Return the records in full, exactly as given.

++++

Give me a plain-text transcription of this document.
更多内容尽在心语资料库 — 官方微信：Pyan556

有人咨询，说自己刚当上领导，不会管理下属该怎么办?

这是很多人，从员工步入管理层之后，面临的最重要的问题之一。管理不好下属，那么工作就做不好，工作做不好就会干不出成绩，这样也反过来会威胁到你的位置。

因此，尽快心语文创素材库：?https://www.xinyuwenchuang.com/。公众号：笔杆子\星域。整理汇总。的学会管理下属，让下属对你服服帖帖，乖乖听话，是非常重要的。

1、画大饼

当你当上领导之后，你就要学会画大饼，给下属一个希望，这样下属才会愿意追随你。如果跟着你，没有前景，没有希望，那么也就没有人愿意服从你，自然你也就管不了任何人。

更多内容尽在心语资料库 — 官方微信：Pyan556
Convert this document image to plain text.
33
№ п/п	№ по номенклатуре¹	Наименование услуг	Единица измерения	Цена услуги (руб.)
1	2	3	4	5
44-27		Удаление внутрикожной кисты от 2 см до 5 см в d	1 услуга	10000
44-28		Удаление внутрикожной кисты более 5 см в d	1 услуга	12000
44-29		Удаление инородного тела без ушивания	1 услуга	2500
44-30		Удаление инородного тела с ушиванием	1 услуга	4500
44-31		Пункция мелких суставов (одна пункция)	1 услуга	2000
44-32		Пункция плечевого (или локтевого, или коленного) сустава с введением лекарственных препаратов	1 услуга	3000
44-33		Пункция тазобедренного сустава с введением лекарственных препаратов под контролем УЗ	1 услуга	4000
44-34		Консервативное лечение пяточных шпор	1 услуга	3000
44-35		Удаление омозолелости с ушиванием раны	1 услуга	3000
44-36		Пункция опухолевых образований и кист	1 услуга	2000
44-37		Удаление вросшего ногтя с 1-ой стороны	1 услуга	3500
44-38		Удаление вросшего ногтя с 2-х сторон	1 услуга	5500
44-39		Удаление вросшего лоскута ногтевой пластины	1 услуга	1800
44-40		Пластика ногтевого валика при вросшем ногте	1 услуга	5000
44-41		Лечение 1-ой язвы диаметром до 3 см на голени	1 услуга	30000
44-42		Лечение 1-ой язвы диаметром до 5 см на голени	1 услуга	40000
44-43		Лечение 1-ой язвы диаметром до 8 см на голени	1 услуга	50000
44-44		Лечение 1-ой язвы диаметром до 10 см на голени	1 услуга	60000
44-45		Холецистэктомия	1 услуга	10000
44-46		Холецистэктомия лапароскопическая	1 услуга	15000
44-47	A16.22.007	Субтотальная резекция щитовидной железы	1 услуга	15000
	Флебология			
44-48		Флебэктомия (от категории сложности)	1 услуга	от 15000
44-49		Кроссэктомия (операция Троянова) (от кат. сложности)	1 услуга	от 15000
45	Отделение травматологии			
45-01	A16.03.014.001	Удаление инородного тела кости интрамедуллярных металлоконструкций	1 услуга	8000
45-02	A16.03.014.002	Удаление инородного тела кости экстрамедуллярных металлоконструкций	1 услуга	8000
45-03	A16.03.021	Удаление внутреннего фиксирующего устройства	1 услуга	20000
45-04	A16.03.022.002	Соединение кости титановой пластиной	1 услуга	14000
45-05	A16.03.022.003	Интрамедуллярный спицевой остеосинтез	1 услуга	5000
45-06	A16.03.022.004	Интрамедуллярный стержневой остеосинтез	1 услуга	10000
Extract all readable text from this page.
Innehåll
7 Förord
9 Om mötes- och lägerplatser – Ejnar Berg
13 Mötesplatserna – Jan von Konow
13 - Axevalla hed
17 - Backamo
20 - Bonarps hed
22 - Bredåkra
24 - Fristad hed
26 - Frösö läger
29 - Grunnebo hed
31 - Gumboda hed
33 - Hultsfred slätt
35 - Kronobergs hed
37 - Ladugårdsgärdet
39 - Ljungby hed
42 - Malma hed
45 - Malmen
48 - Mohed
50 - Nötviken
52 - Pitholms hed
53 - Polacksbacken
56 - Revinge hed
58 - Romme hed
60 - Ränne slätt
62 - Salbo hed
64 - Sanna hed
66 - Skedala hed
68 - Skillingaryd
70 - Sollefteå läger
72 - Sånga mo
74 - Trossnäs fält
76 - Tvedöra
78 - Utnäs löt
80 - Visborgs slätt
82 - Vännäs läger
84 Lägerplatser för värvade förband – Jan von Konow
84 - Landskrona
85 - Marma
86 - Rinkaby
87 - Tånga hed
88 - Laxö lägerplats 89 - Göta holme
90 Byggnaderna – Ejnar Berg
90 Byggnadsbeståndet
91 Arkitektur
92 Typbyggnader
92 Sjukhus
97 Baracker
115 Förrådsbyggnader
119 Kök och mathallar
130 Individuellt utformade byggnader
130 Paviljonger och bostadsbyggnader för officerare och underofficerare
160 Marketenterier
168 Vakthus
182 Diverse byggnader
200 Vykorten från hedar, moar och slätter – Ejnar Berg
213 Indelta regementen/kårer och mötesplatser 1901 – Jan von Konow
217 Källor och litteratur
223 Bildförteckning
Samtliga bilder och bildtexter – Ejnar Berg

++++

COMPLETED TASK:
Give me a plain-text transcription of this document.
更多内容尽在心语资料库 — 官方微信：Pyan556

有人咨询，说自己刚当上领导，不会管理下属该怎么办?

这是很多人，从员工步入管理层之后，面临的最重要的问题之一。管理不好下属，那么工作就做不好，工作做不好就会干不出成绩，这样也反过来会威胁到你的位置。

因此，尽快心语文创素材库：?https://www.xinyuwenchuang.com/。公众号：笔杆子\星域。整理汇总。的学会管理下属，让下属对你服服帖帖，乖乖听话，是非常重要的。

1、画大饼

当你当上领导之后，你就要学会画大饼，给下属一个希望，这样下属才会愿意追随你。如果跟着你，没有前景，没有希望，那么也就没有人愿意服从你，自然你也就管不了任何人。

更多内容尽在心语资料库 — 官方微信：Pyan556
Convert this document image to plain text.
33
№ п/п	№ по номенклатуре¹	Наименование услуг	Единица измерения	Цена услуги (руб.)
1	2	3	4	5
44-27		Удаление внутрикожной кисты от 2 см до 5 см в d	1 услуга	10000
44-28		Удаление внутрикожной кисты более 5 см в d	1 услуга	12000
44-29		Удаление инородного тела без ушивания	1 услуга	2500
44-30		Удаление инородного тела с ушиванием	1 услуга	4500
44-31		Пункция мелких суставов (одна пункция)	1 услуга	2000
44-32		Пункция плечевого (или локтевого, или коленного) сустава с введением лекарственных препаратов	1 услуга	3000
44-33		Пункция тазобедренного сустава с введением лекарственных препаратов под контролем УЗ	1 услуга	4000
44-34		Консервативное лечение пяточных шпор	1 услуга	3000
44-35		Удаление омозолелости с ушиванием раны	1 услуга	3000
44-36		Пункция опухолевых образований и кист	1 услуга	2000
44-37		Удаление вросшего ногтя с 1-ой стороны	1 услуга	3500
44-38		Удаление вросшего ногтя с 2-х сторон	1 услуга	5500
44-39		Удаление вросшего лоскута ногтевой пластины	1 услуга	1800
44-40		Пластика ногтевого валика при вросшем ногте	1 услуга	5000
44-41		Лечение 1-ой язвы диаметром до 3 см на голени	1 услуга	30000
44-42		Лечение 1-ой язвы диаметром до 5 см на голени	1 услуга	40000
44-43		Лечение 1-ой язвы диаметром до 8 см на голени	1 услуга	50000
44-44		Лечение 1-ой язвы диаметром до 10 см на голени	1 услуга	60000
44-45		Холецистэктомия	1 услуга	10000
44-46		Холецистэктомия лапароскопическая	1 услуга	15000
44-47	A16.22.007	Субтотальная резекция щитовидной железы	1 услуга	15000
	Флебология			
44-48		Флебэктомия (от категории сложности)	1 услуга	от 15000
44-49		Кроссэктомия (операция Троянова) (от кат. сложности)	1 услуга	от 15000
45	Отделение травматологии			
45-01	A16.03.014.001	Удаление инородного тела кости интрамедуллярных металлоконструкций	1 услуга	8000
45-02	A16.03.014.002	Удаление инородного тела кости экстрамедуллярных металлоконструкций	1 услуга	8000
45-03	A16.03.021	Удаление внутреннего фиксирующего устройства	1 услуга	20000
45-04	A16.03.022.002	Соединение кости титановой пластиной	1 услуга	14000
45-05	A16.03.022.003	Интрамедуллярный спицевой остеосинтез	1 услуга	5000
45-06	A16.03.022.004	Интрамедуллярный стержневой остеосинтез	1 услуга	10000
Extract all readable text from this page.
Innehåll
7 Förord
9 Om mötes- och lägerplatser – Ejnar Berg
13 Mötesplatserna – Jan von Konow
13 - Axevalla hed
17 - Backamo
20 - Bonarps hed
22 - Bredåkra
24 - Fristad hed
26 - Frösö läger
29 - Grunnebo hed
31 - Gumboda hed
33 - Hultsfred slätt
35 - Kronobergs hed
37 - Ladugårdsgärdet
39 - Ljungby hed
42 - Malma hed
45 - Malmen
48 - Mohed
50 - Nötviken
52 - Pitholms hed
53 - Polacksbacken
56 - Revinge hed
58 - Romme hed
60 - Ränne slätt
62 - Salbo hed
64 - Sanna hed
66 - Skedala hed
68 - Skillingaryd
70 - Sollefteå läger
72 - Sånga mo
74 - Trossnäs fält
76 - Tvedöra
78 - Utnäs löt
80 - Visborgs slätt
82 - Vännäs läger
84 Lägerplatser för värvade förband – Jan von Konow
84 - Landskrona
85 - Marma
86 - Rinkaby
87 - Tånga hed
88 - Laxö lägerplats 89 - Göta holme
90 Byggnaderna – Ejnar Berg
90 Byggnadsbeståndet
91 Arkitektur
92 Typbyggnader
92 Sjukhus
97 Baracker
115 Förrådsbyggnader
119 Kök och mathallar
130 Individuellt utformade byggnader
130 Paviljonger och bostadsbyggnader för officerare och underofficerare
160 Marketenterier
168 Vakthus
182 Diverse byggnader
200 Vykorten från hedar, moar och slätter – Ejnar Berg
213 Indelta regementen/kårer och mötesplatser 1901 – Jan von Konow
217 Källor och litteratur
223 Bildförteckning
Samtliga bilder och bildtexter – Ejnar Berg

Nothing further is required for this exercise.